— begin Records for this task —

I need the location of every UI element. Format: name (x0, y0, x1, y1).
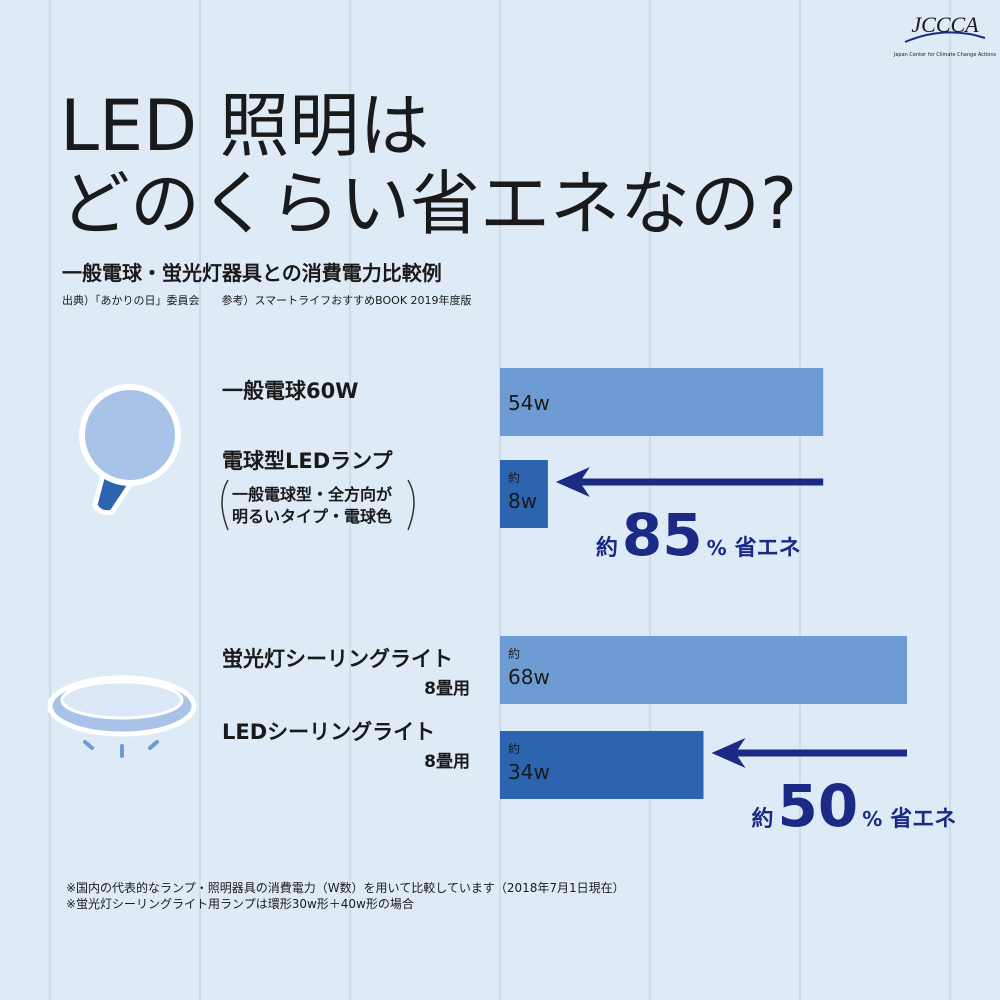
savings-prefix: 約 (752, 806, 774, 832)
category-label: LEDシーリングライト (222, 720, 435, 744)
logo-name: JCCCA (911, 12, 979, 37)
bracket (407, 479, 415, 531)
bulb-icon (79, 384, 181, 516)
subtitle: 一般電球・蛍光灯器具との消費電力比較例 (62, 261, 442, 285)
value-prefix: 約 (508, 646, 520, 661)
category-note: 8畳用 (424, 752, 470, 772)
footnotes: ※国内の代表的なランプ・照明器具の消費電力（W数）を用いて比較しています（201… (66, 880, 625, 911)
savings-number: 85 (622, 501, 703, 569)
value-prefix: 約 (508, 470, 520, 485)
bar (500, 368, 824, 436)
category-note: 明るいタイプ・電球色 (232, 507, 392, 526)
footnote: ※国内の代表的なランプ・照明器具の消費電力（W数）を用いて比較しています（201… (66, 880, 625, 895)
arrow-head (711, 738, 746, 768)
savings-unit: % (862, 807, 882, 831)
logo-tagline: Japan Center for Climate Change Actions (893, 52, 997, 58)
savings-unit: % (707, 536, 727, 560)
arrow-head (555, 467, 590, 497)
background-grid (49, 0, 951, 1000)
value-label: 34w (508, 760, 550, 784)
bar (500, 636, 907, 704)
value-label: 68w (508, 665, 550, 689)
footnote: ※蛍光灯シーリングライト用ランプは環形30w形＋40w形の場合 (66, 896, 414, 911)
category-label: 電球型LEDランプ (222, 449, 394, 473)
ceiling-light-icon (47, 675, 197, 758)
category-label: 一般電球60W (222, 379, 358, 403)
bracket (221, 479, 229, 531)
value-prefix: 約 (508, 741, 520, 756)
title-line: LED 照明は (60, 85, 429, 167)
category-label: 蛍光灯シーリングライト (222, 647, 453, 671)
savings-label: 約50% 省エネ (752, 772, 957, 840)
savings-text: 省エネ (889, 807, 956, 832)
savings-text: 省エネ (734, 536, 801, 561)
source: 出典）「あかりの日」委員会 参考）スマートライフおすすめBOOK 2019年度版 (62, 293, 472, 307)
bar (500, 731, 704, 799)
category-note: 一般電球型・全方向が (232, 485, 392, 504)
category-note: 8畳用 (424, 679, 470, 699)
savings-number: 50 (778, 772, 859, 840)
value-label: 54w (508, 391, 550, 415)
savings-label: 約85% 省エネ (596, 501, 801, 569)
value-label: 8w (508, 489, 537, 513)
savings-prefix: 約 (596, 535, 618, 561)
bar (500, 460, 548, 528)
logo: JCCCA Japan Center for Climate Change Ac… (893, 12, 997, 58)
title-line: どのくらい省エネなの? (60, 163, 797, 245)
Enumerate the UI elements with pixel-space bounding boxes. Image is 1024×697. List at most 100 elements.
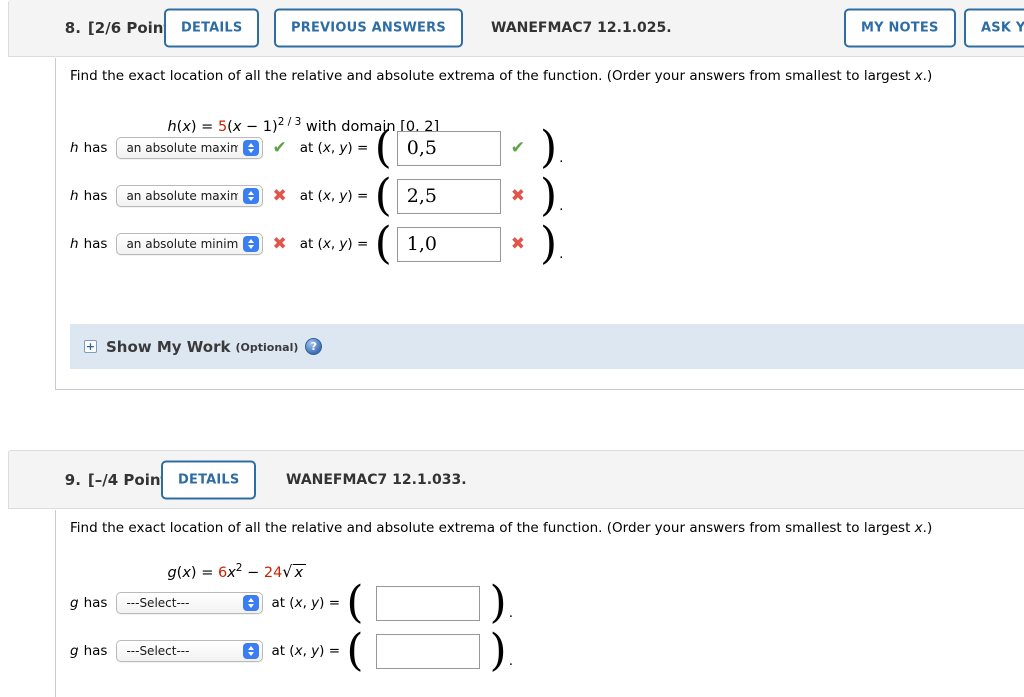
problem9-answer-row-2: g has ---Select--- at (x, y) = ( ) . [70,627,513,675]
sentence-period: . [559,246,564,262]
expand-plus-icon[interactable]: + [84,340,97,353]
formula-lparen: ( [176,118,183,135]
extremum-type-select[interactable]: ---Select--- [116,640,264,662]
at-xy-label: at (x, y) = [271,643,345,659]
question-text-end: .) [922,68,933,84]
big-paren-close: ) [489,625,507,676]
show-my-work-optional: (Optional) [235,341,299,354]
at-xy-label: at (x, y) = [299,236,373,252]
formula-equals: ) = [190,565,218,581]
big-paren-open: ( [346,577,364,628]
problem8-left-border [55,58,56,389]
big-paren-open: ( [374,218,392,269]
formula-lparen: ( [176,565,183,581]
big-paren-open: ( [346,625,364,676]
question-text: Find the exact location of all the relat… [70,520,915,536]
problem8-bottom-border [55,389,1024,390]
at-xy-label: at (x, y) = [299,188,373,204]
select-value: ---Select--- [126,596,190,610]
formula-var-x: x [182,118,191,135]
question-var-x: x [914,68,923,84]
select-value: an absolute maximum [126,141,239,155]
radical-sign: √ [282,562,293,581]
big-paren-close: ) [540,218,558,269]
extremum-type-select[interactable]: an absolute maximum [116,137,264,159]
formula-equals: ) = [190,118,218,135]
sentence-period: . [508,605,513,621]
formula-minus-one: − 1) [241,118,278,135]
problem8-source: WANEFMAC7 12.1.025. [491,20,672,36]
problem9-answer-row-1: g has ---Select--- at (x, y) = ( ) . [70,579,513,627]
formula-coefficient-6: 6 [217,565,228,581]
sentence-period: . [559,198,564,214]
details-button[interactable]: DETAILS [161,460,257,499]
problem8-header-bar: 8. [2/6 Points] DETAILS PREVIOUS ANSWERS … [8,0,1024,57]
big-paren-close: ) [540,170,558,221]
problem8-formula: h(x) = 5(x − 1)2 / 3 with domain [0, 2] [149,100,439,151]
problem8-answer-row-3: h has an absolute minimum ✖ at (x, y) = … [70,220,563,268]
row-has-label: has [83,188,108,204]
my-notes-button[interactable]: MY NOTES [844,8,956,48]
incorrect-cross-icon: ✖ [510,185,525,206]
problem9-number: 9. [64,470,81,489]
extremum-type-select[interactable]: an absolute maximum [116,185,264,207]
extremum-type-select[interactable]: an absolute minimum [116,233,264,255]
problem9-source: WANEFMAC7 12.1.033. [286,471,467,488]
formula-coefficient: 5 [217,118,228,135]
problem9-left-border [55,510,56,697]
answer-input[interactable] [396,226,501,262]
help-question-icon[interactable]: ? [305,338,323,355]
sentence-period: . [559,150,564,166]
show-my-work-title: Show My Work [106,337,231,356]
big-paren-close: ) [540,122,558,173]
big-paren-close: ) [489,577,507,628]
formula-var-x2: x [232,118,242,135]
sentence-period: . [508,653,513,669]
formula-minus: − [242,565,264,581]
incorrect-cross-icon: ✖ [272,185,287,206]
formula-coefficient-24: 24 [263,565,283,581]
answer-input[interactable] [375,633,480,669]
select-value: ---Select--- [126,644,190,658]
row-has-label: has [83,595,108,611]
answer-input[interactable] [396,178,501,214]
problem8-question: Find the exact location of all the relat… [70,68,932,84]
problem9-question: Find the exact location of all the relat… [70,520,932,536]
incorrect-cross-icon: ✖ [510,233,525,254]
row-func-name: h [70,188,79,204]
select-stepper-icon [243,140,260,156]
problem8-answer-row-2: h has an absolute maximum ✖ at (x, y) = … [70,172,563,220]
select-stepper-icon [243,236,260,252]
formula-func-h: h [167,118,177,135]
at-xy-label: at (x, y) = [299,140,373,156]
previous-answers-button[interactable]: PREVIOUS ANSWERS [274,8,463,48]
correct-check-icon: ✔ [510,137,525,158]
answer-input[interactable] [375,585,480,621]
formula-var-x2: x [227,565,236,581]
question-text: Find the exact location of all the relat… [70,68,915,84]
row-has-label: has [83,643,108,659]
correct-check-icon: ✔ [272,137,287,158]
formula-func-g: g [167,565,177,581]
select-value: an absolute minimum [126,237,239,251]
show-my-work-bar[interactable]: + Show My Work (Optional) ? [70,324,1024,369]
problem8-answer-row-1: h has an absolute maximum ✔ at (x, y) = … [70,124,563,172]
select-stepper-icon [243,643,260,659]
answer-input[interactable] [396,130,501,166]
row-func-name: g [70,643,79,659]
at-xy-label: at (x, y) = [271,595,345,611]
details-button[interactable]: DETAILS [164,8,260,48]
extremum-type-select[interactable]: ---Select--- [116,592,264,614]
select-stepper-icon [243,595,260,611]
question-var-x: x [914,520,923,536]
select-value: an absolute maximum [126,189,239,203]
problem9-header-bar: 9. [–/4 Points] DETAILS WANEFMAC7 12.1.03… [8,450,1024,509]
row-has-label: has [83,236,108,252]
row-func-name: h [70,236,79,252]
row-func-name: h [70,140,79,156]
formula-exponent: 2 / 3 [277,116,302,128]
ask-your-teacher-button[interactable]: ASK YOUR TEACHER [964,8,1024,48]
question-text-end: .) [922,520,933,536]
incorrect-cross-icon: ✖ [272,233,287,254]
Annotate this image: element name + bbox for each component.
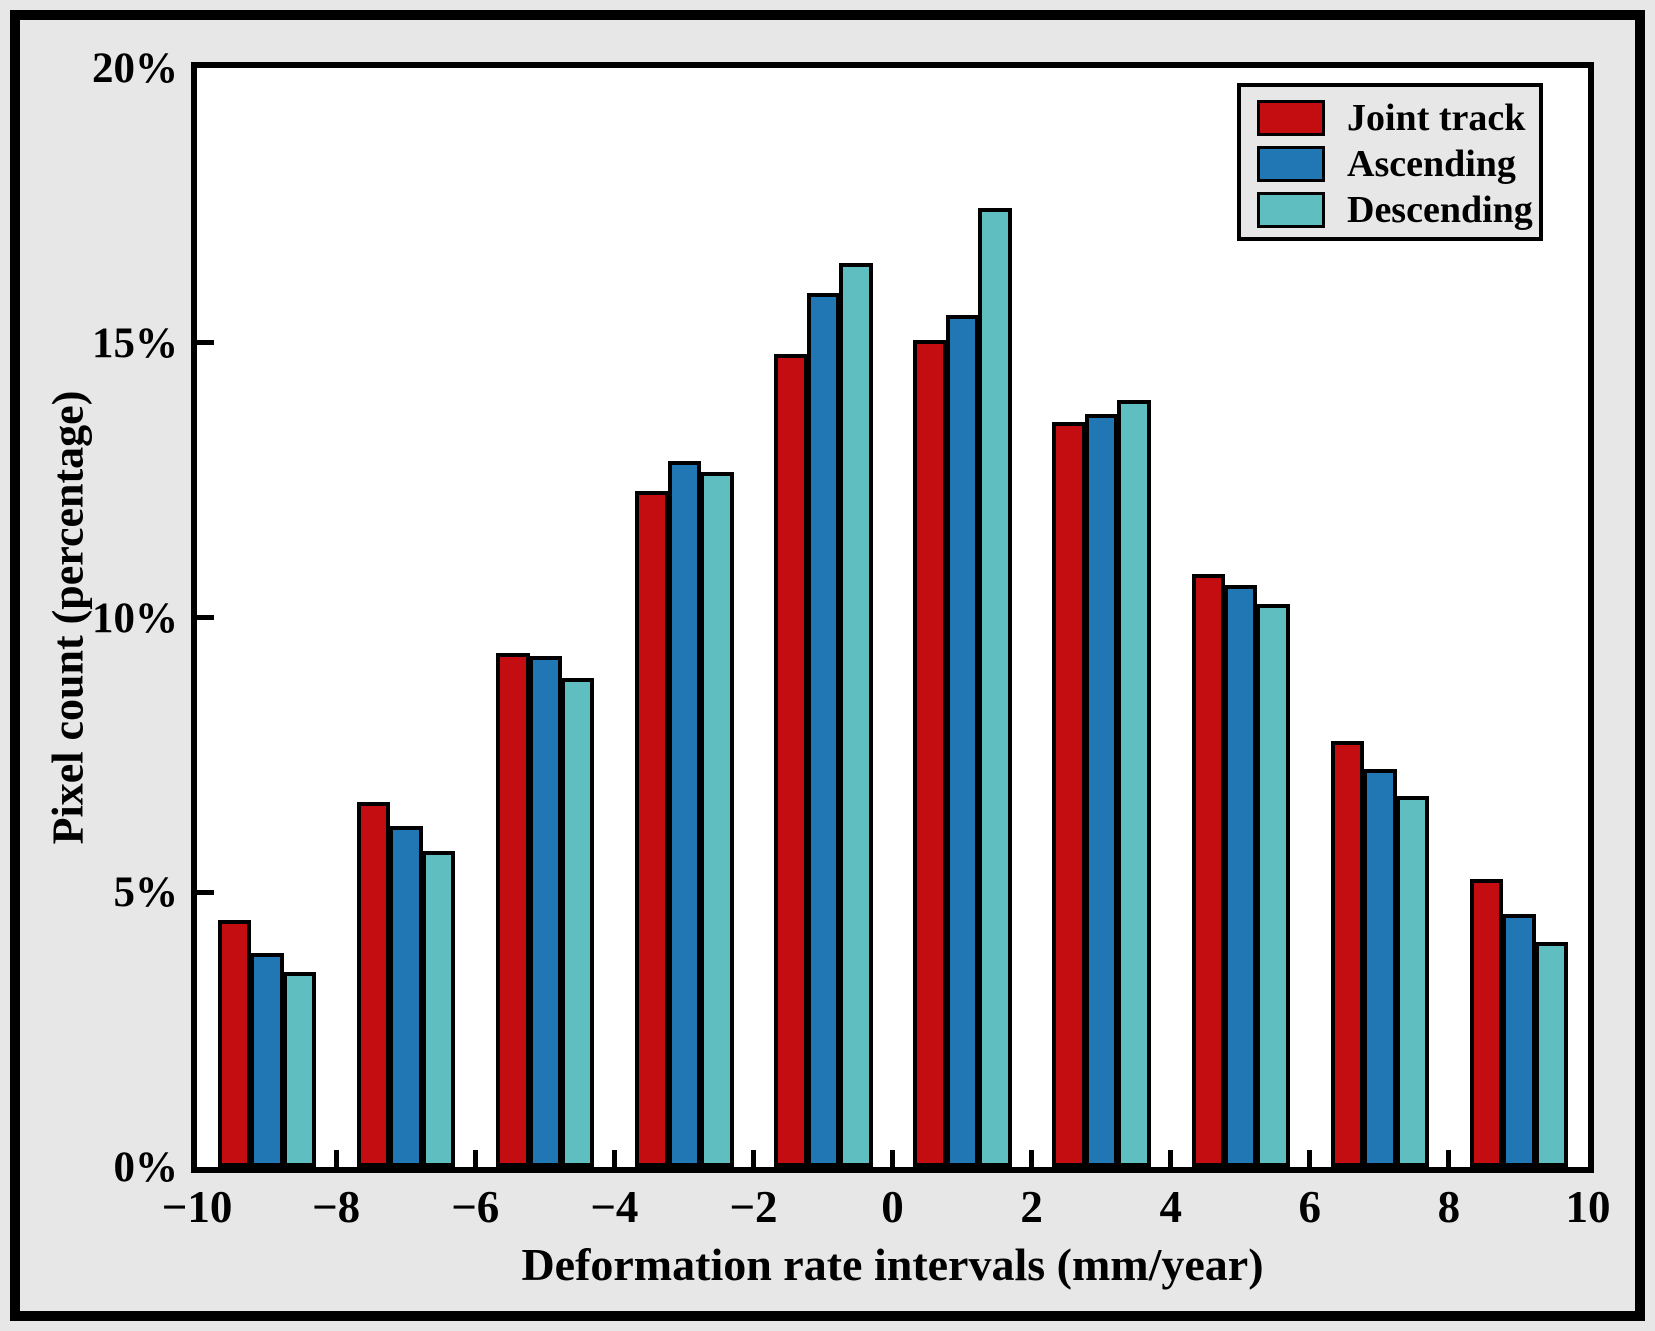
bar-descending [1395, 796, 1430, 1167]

— end Records for this task —

## Given request
Put the lines above into a numbered list, starting with the line containing "savings-prefix: 約 (752, 806, 774, 832)" and going on through the line containing "background-grid (49, 0, 951, 1000)". Leave out any blank lines.

## Correct output
1. savings-prefix: 約 (752, 806, 774, 832)
2. category-label: LEDシーリングライト (222, 720, 435, 744)
3. logo-name: JCCCA (911, 12, 979, 37)
4. bracket (407, 479, 415, 531)
5. bulb-icon (79, 384, 181, 516)
6. subtitle: 一般電球・蛍光灯器具との消費電力比較例 (62, 261, 442, 285)
7. value-prefix: 約 (508, 646, 520, 661)
8. category-note: 8畳用 (424, 752, 470, 772)
9. footnotes: ※国内の代表的なランプ・照明器具の消費電力（W数）を用いて比較しています（201… (66, 880, 625, 911)
10. savings-number: 85 (622, 501, 703, 569)
11. value-prefix: 約 (508, 470, 520, 485)
12. bar (500, 368, 824, 436)
13. category-note: 明るいタイプ・電球色 (232, 507, 392, 526)
14. footnote: ※国内の代表的なランプ・照明器具の消費電力（W数）を用いて比較しています（201… (66, 880, 625, 895)
15. arrow-head (711, 738, 746, 768)
16. savings-unit: % (862, 807, 882, 831)
17. logo-tagline: Japan Center for Climate Change Actions (893, 52, 997, 58)
18. savings-unit: % (707, 536, 727, 560)
19. arrow-head (555, 467, 590, 497)
20. background-grid (49, 0, 951, 1000)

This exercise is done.